» Source data:
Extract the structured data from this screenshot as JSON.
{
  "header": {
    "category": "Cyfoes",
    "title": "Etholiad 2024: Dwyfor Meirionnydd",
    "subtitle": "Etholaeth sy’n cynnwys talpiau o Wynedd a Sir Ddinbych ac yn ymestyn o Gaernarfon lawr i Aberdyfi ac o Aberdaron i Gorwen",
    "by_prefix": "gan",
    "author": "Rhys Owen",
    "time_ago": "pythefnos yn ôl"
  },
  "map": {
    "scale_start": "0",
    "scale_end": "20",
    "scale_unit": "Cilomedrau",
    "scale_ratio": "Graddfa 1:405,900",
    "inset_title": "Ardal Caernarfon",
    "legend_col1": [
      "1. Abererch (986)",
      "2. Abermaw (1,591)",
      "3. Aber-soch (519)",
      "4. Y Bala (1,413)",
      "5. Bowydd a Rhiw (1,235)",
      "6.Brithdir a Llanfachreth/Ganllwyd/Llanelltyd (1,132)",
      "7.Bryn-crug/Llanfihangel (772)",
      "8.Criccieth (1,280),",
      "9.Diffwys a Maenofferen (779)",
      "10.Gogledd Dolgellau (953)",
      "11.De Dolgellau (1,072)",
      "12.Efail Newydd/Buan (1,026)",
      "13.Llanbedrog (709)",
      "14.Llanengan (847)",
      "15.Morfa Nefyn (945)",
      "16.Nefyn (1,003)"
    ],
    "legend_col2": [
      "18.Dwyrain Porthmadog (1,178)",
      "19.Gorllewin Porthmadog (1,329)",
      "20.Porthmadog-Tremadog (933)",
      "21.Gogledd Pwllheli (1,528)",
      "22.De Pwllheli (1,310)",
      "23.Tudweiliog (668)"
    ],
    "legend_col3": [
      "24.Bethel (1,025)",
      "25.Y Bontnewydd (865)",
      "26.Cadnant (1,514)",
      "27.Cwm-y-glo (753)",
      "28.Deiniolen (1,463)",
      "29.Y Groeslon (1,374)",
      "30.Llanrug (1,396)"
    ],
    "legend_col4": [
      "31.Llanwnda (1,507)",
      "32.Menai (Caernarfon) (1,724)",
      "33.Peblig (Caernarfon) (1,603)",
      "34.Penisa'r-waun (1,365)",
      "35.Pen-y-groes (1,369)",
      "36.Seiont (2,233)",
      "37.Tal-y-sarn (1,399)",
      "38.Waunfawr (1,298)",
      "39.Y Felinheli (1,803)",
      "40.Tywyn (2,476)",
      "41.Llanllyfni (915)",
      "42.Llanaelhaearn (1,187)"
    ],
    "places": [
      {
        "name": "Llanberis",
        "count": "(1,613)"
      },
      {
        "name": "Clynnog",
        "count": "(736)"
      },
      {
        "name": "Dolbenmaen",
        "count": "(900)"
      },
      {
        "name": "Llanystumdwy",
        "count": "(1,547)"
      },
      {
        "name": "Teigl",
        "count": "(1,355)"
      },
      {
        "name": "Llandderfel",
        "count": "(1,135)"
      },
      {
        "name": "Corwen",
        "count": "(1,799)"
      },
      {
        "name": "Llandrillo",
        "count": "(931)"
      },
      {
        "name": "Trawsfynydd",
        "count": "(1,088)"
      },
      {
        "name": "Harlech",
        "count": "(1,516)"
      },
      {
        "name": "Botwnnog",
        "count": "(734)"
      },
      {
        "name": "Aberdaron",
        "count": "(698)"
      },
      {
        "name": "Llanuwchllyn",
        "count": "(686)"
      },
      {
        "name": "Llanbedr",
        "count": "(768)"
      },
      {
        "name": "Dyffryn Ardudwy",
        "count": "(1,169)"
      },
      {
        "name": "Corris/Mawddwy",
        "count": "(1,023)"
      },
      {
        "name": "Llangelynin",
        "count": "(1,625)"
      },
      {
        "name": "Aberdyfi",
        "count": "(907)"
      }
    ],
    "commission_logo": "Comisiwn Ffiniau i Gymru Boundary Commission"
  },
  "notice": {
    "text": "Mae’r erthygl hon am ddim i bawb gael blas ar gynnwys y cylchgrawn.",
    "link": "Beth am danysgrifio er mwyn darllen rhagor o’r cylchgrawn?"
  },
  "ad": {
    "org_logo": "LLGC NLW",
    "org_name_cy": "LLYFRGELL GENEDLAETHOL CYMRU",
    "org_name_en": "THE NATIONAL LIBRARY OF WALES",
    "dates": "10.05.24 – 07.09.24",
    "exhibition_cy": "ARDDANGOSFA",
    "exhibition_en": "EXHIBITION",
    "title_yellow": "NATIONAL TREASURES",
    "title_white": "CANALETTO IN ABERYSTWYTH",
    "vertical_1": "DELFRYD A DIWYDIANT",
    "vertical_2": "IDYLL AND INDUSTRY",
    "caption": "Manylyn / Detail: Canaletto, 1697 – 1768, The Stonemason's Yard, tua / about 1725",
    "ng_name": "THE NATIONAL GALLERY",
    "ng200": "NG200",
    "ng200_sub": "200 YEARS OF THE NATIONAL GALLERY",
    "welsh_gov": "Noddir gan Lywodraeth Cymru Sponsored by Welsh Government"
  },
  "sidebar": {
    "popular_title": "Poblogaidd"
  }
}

» Written request: Return every line holding the word "Gogledd" from the records.

» The result:
      "10.Gogledd Dolgellau (953)",
      "21.Gogledd Pwllheli (1,528)",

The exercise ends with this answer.